# Locomotive Batteries?



## Ferroequinologist (Sep 27, 2010)

Hello everyone,
I've been researching and planning an EV for sometime now. I have a 26 mile one way commute to work, with some pretty big hills and a 60mph speed limit. I'm looking at something that will do 50mph and get about 30-40 mile range.

As for batteries, I have access to a bunch of old 32v locomotive batteries. They are very heavy, about 325lbs each. But I plan on a 96v system, so I only need 3. 1000lbs is a lot to add to a vehicle, so I'm looking at a small/medium size truck. With the engine pulled, it might not be so bad. I've found an old postal jeep for $200, everything is there and it is pretty bare bones to start with. Not sure it will handle the weight.

First, does anyone know if these batteries would be worth the weight? I'm sure I would probably get good mileage because of the reserve amps in these things. Also, they would help with the amps needed to pull these hills. They are designed to provide 400 amps when starting the locomotive. 

Any thoughts? I'll take some pictures of them today.

Thanks


----------



## DIYguy (Sep 18, 2008)

whats the Ah rating over what time period?


----------



## piotrsko (Dec 9, 2007)

JMHO: how cheap? are they new(ish)? if they are really cheap (Free) then really cool. If you can get them rebuilt for $100 each, then just cool.

I'm gonna put about 1000 lbs into my ranger, all said and done.


----------



## rillip3 (Jun 19, 2009)

hard to say how worthwhile the batteries are without more information. Some very large batteries are very worthless, while some are a goldmine. The 1000lbs by itself is not that unusual; with my ten 12v 75 ah batteries I'm looking at adding about 600 lbs. 150 Ah, which is what I would really like (but these were free) would be ~ 850 lbs. So don't worry about that too much; but you should check the GVWR and make sure that you're not too far over. You can anticipate taking something like 300-400 lbs out, depending on the size of the engine. If curb weight - engine weight + battery weight is < GVWR, you're good to go.


----------



## The Toecutter (May 30, 2010)

During the mid 20th century, Canadian locomotives commonly used NiFe batteries. Are these NiFe batteries, by chance, and if so, where are you obtaining them and for how much?


----------



## Guest (Sep 29, 2010)

The problem is not the weight but the physical size of the batteries. Those are mighty big batteries and I am sure you don't have a handy place to put even one of such size in your vehicle. Smaller batteries are low and you can split the pack into sections for ease of placement. That would be my very first concern.

▶ WORK TO COMPLETE
- 1) In the thread on locomotive batteries, why does the last reply treat the physical size of the batteries, not their weight, as the first concern? Answer in one to three sentences.
- 2) Answer from the thread on locomotive batteries:
(a) How much does each locomotive battery weigh?
(b) How many amps are the batteries designed to provide when starting the locomotive?
(c) About how much weight does rillip3 expect to add with ten 12v 75 Ah batteries?
The lines after the thread are separate material, distinct from the thread.

▶ RECORDED DATA

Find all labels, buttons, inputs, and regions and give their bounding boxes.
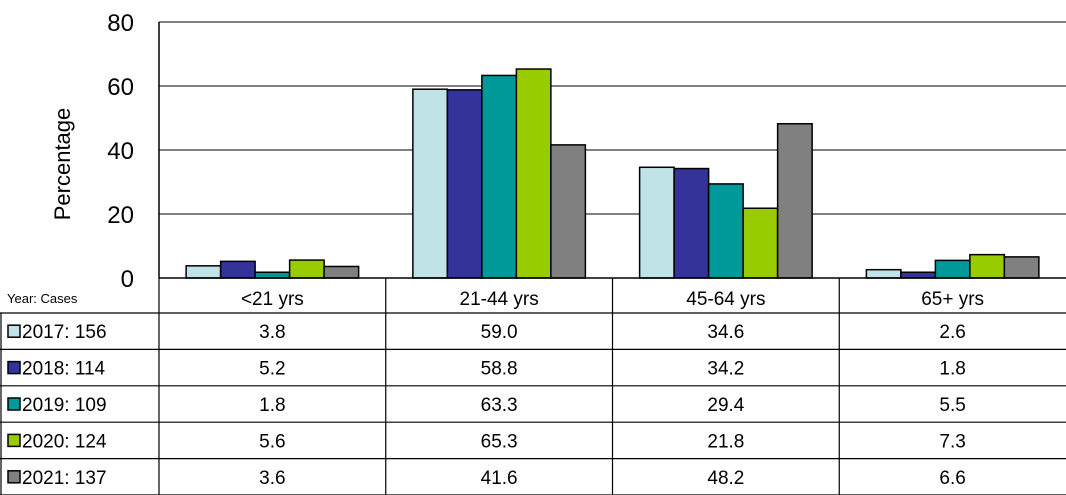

▶ TASK-BY-TASK ANSWERS
- 1) The batteries are very large, so there is likely no convenient place in the vehicle to fit even one of them. Smaller batteries sit low, and the pack can be split into sections that are easier to place.

- 2)
(a) About 325 lbs.
(b) 400 amps.
(c) About 600 lbs.